### Extrait à lire
════════

En début de son intervention, Mme Sorderberg a abordé la question du conflit en République démocratique du Congo et notamment la suite donnée à l'Accord de Lusaka. Elle s'est dite déçue par les parties non congolaises qui auraient pu prendre d'autres mesures de désengagement et activer ainsi le retrait des forces présentes sur le territoire congolais. Un consensus n'a pu être obtenu sur des

questions, a-t-elle ajouté, insistant notamment sur le rétablissement du cessez- le-feu, la mise en oeuvre du plan de désengagement et la garantie pour la MONUC de pouvoir intervenir librement et de se déployer partout où cela est nécessaire. Les Etats-Unis demandent au Gouvernement de Kinshasa d'honorer les engagements qu'il a pris et les accords qu'il a signés. Les Etats-Unis sont toujours prêts néanmoins à appuyer l'Accord de Lusaka qui est le meilleur moyen de rétablir la paix. Ils resteront donc pleinement engagés dans cette question, a insisté la représentante.

M. ANWARUL KARIM CHOWDHURY (Bangladesh) s'est félicité de la mise en place des premiers services frontaliers d'Etat, à l'aéroport de Sarajevo le 6 juin dernier, et dans un certain nombre d'autres endroits. Il a estimé que ce processus serait accéléré par l'adoption de la loi sur les services frontaliers par l'Assemblée parlementaire de Bosnie-Herzégovine. Dans ce contexte, les autorités de la Bosnie-Herzégovine devraient, en coordination avec la Mission des Nations Unies en Bosnie-Herzégovine (MINUBH), s'attacher à accélérer le déploiement de tels services, a-t-il ajouté. Il convient également que des progrès soient réalisés en matière de réforme judiciaire. A cet égard, le renforcement de la Cour constitutionnelle et la création d'une Cour d'Etat doivent être considérés comme prioritaires, et des législations permettant d'éliminer toute influence politique sur la branche judiciaire doivent être mises en œuvre. A cette fin, la MINUBH a un rôle clef à jouer pour consolider le système judiciaire et restructurer la police, a-t-il souligné. Bien que quelques progrès aient été enregistrés quant au retour des réfugiés et des personnes déplacées à l'intérieur du pays, il faudra que les autorités de Bosnie-Herzégovine s'emploient à mettre en œuvre une législation sur la propriété et à faire respecter les droits des citoyens. En ce qui concerne la reconstruction économique, et afin de réaliser l'objectif d'autosuffisance, il convient d'encourager un développement géré par le secteur privé et de créer dans le pays les conditions d'un espace économique unique. Les donateurs devraient continuer à soutenir ces objectifs, a- t-il ajouté.

════════

### Données fournies
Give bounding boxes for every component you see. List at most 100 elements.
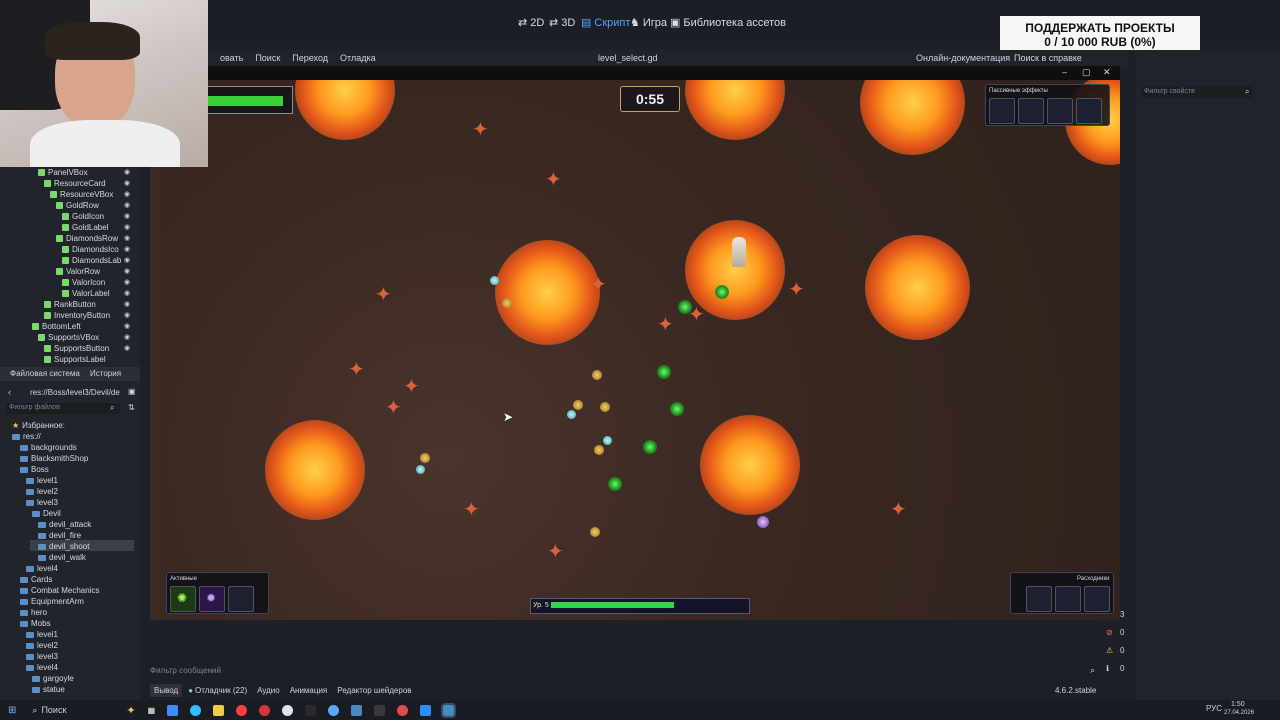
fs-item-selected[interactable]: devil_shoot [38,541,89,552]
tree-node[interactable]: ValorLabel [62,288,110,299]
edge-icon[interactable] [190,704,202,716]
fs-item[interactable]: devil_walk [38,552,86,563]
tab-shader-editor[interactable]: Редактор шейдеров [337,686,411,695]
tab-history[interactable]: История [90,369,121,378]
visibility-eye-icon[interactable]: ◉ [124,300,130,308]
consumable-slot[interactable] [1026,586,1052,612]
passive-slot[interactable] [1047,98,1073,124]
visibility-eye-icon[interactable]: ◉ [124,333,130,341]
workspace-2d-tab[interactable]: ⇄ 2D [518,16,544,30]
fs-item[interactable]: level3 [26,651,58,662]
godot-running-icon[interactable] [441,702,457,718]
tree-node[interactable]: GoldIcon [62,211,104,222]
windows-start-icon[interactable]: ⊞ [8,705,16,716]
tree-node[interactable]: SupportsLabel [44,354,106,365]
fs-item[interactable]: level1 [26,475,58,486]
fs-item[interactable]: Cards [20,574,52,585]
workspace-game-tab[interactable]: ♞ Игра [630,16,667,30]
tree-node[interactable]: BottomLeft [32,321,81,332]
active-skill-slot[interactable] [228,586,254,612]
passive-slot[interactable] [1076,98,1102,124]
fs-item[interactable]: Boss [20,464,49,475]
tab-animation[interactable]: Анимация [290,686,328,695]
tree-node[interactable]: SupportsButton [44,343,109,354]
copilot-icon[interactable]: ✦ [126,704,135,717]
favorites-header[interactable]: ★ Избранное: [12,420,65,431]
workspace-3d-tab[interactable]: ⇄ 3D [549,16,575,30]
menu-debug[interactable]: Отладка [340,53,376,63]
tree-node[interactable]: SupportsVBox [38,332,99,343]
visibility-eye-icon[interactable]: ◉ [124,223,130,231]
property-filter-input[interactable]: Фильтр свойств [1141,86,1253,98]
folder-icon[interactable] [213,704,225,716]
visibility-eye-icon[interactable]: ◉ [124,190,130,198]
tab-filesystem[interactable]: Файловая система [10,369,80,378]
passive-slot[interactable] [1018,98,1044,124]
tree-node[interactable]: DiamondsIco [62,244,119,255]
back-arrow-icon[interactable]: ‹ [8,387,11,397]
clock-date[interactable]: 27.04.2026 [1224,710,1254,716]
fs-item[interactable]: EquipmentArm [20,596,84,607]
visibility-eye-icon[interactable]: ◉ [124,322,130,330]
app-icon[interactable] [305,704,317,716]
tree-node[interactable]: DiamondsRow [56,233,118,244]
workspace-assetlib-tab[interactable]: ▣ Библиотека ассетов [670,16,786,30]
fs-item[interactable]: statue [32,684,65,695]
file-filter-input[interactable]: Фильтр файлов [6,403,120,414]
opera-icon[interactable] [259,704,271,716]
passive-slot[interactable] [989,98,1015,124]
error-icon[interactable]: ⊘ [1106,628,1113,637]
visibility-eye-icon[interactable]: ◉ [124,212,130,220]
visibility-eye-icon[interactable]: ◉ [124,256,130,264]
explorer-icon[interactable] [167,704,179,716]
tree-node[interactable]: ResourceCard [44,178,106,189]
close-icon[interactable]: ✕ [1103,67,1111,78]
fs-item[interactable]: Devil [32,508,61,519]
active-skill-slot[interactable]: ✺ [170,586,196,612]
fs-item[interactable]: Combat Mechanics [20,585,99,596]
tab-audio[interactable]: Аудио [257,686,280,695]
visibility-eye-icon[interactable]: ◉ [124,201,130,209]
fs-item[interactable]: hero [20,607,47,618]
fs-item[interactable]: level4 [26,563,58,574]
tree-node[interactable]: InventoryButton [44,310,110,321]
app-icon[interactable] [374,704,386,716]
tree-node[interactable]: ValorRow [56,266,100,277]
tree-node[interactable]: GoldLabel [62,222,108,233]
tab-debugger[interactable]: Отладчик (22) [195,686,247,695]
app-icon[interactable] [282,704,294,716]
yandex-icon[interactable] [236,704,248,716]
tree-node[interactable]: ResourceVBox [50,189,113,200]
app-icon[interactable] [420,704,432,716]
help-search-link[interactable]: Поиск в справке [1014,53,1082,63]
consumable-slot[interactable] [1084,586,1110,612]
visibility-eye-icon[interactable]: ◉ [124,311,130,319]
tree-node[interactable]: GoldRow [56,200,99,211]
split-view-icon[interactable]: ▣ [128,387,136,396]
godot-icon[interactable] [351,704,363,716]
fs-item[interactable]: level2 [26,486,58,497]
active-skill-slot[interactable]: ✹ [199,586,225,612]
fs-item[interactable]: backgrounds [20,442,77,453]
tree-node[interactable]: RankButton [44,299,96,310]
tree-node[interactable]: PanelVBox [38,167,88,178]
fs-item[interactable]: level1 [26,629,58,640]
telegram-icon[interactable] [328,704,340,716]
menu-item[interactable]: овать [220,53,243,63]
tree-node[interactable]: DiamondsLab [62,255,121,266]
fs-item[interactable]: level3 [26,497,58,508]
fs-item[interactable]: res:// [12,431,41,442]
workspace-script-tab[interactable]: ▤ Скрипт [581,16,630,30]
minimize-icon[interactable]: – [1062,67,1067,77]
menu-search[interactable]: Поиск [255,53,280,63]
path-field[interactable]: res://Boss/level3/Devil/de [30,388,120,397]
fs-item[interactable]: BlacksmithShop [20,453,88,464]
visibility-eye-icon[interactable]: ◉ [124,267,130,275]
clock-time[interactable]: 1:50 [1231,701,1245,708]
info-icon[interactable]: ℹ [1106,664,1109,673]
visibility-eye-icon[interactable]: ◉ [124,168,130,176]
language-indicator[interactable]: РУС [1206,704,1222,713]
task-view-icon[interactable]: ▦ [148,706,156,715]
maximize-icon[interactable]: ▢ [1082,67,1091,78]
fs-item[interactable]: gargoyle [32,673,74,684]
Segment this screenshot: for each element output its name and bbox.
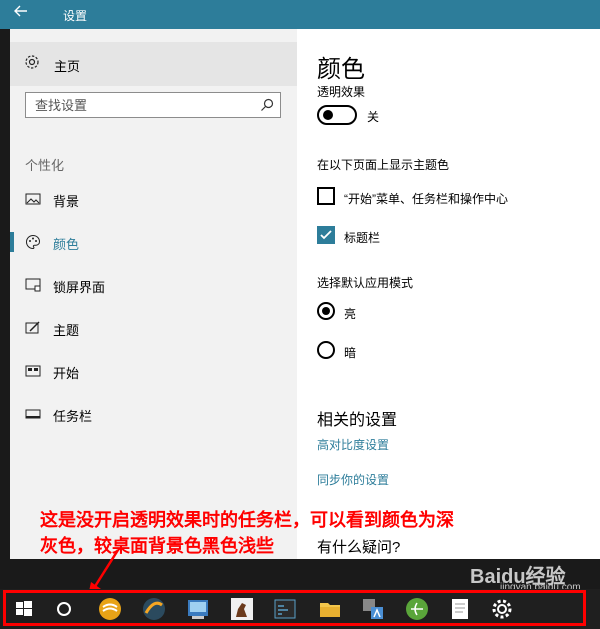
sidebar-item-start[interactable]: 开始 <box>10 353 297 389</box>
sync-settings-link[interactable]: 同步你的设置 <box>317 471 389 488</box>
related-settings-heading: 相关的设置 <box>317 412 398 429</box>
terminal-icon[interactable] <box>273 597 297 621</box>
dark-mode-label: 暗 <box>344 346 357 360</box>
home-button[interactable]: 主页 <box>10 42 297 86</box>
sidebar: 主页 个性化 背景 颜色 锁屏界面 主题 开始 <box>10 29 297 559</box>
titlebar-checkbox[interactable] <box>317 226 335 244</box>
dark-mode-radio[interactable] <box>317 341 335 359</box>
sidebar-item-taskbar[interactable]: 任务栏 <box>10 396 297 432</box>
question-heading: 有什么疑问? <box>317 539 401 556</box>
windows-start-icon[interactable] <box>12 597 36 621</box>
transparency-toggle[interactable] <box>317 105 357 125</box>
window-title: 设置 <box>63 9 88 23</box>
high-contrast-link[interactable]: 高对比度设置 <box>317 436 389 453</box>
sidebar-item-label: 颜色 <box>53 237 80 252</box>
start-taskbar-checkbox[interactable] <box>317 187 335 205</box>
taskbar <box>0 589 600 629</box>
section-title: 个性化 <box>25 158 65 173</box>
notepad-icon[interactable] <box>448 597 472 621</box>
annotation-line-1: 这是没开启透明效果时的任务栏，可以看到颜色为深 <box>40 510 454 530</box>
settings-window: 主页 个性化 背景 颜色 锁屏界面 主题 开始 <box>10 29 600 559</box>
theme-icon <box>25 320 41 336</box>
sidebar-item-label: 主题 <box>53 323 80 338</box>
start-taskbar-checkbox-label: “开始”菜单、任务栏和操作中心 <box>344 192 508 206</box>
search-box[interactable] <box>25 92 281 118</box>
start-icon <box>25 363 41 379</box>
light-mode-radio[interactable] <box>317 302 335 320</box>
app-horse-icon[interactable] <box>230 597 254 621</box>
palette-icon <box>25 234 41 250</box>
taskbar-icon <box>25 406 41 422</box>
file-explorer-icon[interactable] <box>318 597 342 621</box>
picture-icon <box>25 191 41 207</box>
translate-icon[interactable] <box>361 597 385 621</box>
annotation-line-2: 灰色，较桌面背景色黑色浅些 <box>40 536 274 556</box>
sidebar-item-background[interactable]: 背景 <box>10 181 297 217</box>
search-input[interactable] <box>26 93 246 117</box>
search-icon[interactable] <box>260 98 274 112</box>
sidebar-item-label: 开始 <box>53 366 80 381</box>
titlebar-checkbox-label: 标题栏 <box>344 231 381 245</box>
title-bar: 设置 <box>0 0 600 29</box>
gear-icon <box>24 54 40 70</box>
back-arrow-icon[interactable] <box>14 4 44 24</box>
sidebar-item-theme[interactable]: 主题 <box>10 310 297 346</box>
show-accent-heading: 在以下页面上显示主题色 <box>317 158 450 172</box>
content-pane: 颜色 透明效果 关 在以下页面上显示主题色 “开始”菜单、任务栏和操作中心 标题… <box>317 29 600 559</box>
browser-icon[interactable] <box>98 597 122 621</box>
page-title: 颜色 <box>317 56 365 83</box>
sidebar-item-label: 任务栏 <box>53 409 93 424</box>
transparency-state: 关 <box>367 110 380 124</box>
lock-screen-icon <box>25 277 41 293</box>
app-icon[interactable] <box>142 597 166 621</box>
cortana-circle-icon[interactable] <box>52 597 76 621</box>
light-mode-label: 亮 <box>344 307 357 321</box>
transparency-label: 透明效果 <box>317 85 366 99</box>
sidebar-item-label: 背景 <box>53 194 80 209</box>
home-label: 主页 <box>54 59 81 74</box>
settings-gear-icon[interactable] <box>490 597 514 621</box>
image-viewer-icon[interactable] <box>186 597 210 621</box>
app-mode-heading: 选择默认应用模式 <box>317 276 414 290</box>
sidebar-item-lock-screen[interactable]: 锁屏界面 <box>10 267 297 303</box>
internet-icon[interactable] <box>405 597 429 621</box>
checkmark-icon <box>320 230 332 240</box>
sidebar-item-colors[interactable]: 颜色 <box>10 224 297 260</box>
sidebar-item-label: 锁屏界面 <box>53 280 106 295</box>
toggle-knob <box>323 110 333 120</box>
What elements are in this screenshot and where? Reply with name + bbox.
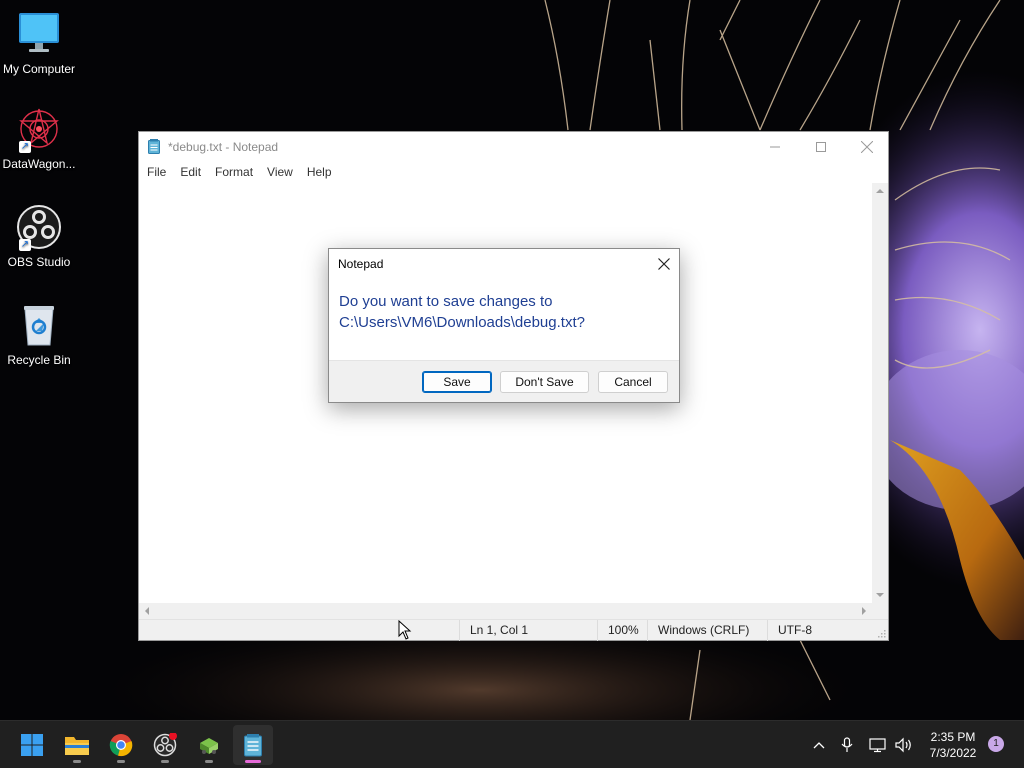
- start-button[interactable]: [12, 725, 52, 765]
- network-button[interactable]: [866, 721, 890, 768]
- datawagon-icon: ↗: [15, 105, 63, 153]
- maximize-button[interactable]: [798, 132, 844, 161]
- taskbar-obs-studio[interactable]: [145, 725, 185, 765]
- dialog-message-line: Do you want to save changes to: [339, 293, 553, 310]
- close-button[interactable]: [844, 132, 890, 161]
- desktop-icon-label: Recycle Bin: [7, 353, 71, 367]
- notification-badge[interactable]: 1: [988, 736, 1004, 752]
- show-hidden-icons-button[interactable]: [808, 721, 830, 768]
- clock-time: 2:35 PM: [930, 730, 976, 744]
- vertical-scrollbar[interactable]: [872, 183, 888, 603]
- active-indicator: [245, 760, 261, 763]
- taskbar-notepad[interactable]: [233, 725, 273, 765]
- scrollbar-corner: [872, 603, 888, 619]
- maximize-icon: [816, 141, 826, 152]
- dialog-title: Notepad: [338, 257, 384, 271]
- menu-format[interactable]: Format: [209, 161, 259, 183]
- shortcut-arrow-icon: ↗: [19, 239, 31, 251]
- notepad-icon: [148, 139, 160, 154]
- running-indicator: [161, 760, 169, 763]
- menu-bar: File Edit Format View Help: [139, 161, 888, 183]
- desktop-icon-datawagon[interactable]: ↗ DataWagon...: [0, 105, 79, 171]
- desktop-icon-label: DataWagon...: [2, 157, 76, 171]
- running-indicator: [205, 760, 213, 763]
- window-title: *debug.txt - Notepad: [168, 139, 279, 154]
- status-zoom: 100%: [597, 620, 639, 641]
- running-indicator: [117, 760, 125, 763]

════════

### Exercices à traiter
• a. Répondez aux questions suivantes d'après l'extrait :
(i) Quel accord les États-Unis sont-ils toujours prêts à appuyer ?
(ii) Où les premiers services frontaliers d'État ont-ils été mis en place le 6 juin ?
(iii) Quelles deux mesures doivent être considérées comme prioritaires en matière de réforme judiciaire ?
• b. Modifiez le passage de l'extrait qui va de « questions, a-t-elle ajouté, insistant » jusqu'à « insisté la représentante. » en remplaçant « Gouvernement de Kinshasa » par « Gouvernement congolais ».

### Réponses aux exercices
• a.
(i) L'Accord de Lusaka.
(ii) À l'aéroport de Sarajevo.
(iii) Le renforcement de la Cour constitutionnelle et la création d'une Cour d'État.

• b.
questions, a-t-elle ajouté, insistant notamment sur le rétablissement du cessez- le-feu, la mise en oeuvre du plan de désengagement et la garantie pour la MONUC de pouvoir intervenir librement et de se déployer partout où cela est nécessaire. Les Etats-Unis demandent au Gouvernement congolais d'honorer les engagements qu'il a pris et les accords qu'il a signés. Les Etats-Unis sont toujours prêts néanmoins à appuyer l'Accord de Lusaka qui est le meilleur moyen de rétablir la paix. Ils resteront donc pleinement engagés dans cette question, a insisté la représentante.